◆ TASK PROMPT: Repeat the records below exactly.

◆ SUPPLIED MATERIAL:
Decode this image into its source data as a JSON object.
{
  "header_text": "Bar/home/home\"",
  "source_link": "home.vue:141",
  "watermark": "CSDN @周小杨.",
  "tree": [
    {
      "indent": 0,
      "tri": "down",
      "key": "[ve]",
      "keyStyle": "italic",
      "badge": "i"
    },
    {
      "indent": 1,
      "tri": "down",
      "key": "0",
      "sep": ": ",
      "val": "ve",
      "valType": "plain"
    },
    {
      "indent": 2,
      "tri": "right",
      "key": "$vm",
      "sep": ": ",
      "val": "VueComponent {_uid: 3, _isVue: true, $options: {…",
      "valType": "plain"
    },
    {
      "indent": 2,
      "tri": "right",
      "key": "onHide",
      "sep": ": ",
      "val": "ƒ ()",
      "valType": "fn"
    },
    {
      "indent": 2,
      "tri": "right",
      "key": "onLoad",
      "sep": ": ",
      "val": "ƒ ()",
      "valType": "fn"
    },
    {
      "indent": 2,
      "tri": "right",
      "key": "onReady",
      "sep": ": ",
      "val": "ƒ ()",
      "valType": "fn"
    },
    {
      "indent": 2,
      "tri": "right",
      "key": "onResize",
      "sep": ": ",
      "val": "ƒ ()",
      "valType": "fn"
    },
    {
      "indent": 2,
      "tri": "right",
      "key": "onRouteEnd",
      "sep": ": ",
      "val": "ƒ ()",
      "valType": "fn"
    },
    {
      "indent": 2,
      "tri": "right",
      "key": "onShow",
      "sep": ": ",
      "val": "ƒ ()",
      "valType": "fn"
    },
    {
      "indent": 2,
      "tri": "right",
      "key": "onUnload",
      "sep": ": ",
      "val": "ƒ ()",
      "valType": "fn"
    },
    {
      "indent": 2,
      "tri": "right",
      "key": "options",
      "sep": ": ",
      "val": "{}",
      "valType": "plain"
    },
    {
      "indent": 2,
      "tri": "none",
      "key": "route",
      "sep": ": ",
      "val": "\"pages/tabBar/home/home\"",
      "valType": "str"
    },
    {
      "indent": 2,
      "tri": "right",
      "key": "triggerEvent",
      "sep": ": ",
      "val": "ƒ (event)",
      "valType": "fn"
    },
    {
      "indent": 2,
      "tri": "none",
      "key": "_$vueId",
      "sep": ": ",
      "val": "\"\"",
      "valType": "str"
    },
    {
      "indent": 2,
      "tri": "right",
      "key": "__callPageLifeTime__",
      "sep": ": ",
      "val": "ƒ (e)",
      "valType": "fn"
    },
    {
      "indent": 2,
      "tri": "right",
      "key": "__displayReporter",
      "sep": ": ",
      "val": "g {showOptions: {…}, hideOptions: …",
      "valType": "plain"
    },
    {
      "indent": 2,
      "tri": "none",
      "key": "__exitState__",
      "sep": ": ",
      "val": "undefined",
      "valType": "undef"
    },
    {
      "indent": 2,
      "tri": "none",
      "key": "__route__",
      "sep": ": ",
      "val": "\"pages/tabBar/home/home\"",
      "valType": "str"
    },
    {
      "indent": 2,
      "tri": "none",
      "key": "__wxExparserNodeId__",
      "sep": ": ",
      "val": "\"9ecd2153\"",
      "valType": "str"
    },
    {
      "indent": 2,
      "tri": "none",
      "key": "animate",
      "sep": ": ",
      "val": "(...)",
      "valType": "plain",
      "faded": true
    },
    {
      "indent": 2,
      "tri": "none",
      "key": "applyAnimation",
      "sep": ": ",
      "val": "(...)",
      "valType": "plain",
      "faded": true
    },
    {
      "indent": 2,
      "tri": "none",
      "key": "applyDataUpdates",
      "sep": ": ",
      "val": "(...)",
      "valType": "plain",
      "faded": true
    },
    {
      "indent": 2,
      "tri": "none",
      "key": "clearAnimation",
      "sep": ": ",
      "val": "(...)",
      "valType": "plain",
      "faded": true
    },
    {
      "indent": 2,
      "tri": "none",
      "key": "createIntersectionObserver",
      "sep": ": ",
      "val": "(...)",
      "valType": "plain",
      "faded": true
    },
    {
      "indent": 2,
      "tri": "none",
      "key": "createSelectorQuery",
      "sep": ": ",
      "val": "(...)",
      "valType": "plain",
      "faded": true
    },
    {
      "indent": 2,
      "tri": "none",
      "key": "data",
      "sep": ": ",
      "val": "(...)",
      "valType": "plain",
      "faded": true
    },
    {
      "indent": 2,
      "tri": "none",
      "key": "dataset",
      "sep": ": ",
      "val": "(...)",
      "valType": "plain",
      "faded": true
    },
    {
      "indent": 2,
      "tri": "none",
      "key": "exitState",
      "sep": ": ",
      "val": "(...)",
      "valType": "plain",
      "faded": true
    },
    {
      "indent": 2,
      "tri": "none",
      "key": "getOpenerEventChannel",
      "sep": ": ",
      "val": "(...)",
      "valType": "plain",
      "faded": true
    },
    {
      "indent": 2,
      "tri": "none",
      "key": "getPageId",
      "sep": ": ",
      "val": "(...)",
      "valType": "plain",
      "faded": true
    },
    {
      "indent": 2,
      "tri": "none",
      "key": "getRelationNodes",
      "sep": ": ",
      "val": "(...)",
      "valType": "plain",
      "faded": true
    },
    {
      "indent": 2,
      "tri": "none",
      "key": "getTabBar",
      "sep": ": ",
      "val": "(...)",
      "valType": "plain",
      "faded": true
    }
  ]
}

◆ WRITTEN SOLUTION:
Decode this image into its source data as a JSON object.
{
  "header_text": "Bar/home/home\"",
  "source_link": "home.vue:141",
  "watermark": "CSDN @周小杨.",
  "tree": [
    {
      "indent": 0,
      "tri": "down",
      "key": "[ve]",
      "keyStyle": "italic",
      "badge": "i"
    },
    {
      "indent": 1,
      "tri": "down",
      "key": "0",
      "sep": ": ",
      "val": "ve",
      "valType": "plain"
    },
    {
      "indent": 2,
      "tri": "right",
      "key": "$vm",
      "sep": ": ",
      "val": "VueComponent {_uid: 3, _isVue: true, $options: {…",
      "valType": "plain"
    },
    {
      "indent": 2,
      "tri": "right",
      "key": "onHide",
      "sep": ": ",
      "val": "ƒ ()",
      "valType": "fn"
    },
    {
      "indent": 2,
      "tri": "right",
      "key": "onLoad",
      "sep": ": ",
      "val": "ƒ ()",
      "valType": "fn"
    },
    {
      "indent": 2,
      "tri": "right",
      "key": "onReady",
      "sep": ": ",
      "val": "ƒ ()",
      "valType": "fn"
    },
    {
      "indent": 2,
      "tri": "right",
      "key": "onResize",
      "sep": ": ",
      "val": "ƒ ()",
      "valType": "fn"
    },
    {
      "indent": 2,
      "tri": "right",
      "key": "onRouteEnd",
      "sep": ": ",
      "val": "ƒ ()",
      "valType": "fn"
    },
    {
      "indent": 2,
      "tri": "right",
      "key": "onShow",
      "sep": ": ",
      "val": "ƒ ()",
      "valType": "fn"
    },
    {
      "indent": 2,
      "tri": "right",
      "key": "onUnload",
      "sep": ": ",
      "val": "ƒ ()",
      "valType": "fn"
    },
    {
      "indent": 2,
      "tri": "right",
      "key": "options",
      "sep": ": ",
      "val": "{}",
      "valType": "plain"
    },
    {
      "indent": 2,
      "tri": "none",
      "key": "route",
      "sep": ": ",
      "val": "\"pages/tabBar/home/home\"",
      "valType": "str"
    },
    {
      "indent": 2,
      "tri": "right",
      "key": "triggerEvent",
      "sep": ": ",
      "val": "ƒ (event)",
      "valType": "fn"
    },
    {
      "indent": 2,
      "tri": "none",
      "key": "_$vueId",
      "sep": ": ",
      "val": "\"\"",
      "valType": "str"
    },
    {
      "indent": 2,
      "tri": "right",
      "key": "__callPageLifeTime__",
      "sep": ": ",
      "val": "ƒ (e)",
      "valType": "fn"
    },
    {
      "indent": 2,
      "tri": "right",
      "key": "__displayReporter",
      "sep": ": ",
      "val": "g {showOptions: {…}, hideOptions: …",
      "valType": "plain"
    },
    {
      "indent": 2,
      "tri": "none",
      "key": "__exitState__",
      "sep": ": ",
      "val": "undefined",
      "valType": "undef"
    },
    {
      "indent": 2,
      "tri": "none",
      "key": "__route__",
      "sep": ": ",
      "val": "\"pages/tabBar/home/home\"",
      "valType": "str"
    },
    {
      "indent": 2,
      "tri": "none",
      "key": "__wxExparserNodeId__",
      "sep": ": ",
      "val": "\"9ecd2153\"",
      "valType": "str"
    },
    {
      "indent": 2,
      "tri": "none",
      "key": "animate",
      "sep": ": ",
      "val": "(...)",
      "valType": "plain",
      "faded": true
    },
    {
      "indent": 2,
      "tri": "none",
      "key": "applyAnimation",
      "sep": ": ",
      "val": "(...)",
      "valType": "plain",
      "faded": true
    },
    {
      "indent": 2,
      "tri": "none",
      "key": "applyDataUpdates",
      "sep": ": ",
      "val": "(...)",
      "valType": "plain",
      "faded": true
    },
    {
      "indent": 2,
      "tri": "none",
      "key": "clearAnimation",
      "sep": ": ",
      "val": "(...)",
      "valType": "plain",
      "faded": true
    },
    {
      "indent": 2,
      "tri": "none",
      "key": "createIntersectionObserver",
      "sep": ": ",
      "val": "(...)",
      "valType": "plain",
      "faded": true
    },
    {
      "indent": 2,
      "tri": "none",
      "key": "createSelectorQuery",
      "sep": ": ",
      "val": "(...)",
      "valType": "plain",
      "faded": true
    },
    {
      "indent": 2,
      "tri": "none",
      "key": "data",
      "sep": ": ",
      "val": "(...)",
      "valType": "plain",
      "faded": true
    },
    {
      "indent": 2,
      "tri": "none",
      "key": "dataset",
      "sep": ": ",
      "val": "(...)",
      "valType": "plain",
      "faded": true
    },
    {
      "indent": 2,
      "tri": "none",
      "key": "exitState",
      "sep": ": ",
      "val": "(...)",
      "valType": "plain",
      "faded": true
    },
    {
      "indent": 2,
      "tri": "none",
      "key": "getOpenerEventChannel",
      "sep": ": ",
      "val": "(...)",
      "valType": "plain",
      "faded": true
    },
    {
      "indent": 2,
      "tri": "none",
      "key": "getPageId",
      "sep": ": ",
      "val": "(...)",
      "valType": "plain",
      "faded": true
    },
    {
      "indent": 2,
      "tri": "none",
      "key": "getRelationNodes",
      "sep": ": ",
      "val": "(...)",
      "valType": "plain",
      "faded": true
    },
    {
      "indent": 2,
      "tri": "none",
      "key": "getTabBar",
      "sep": ": ",
      "val": "(...)",
      "valType": "plain",
      "faded": true
    }
  ]
}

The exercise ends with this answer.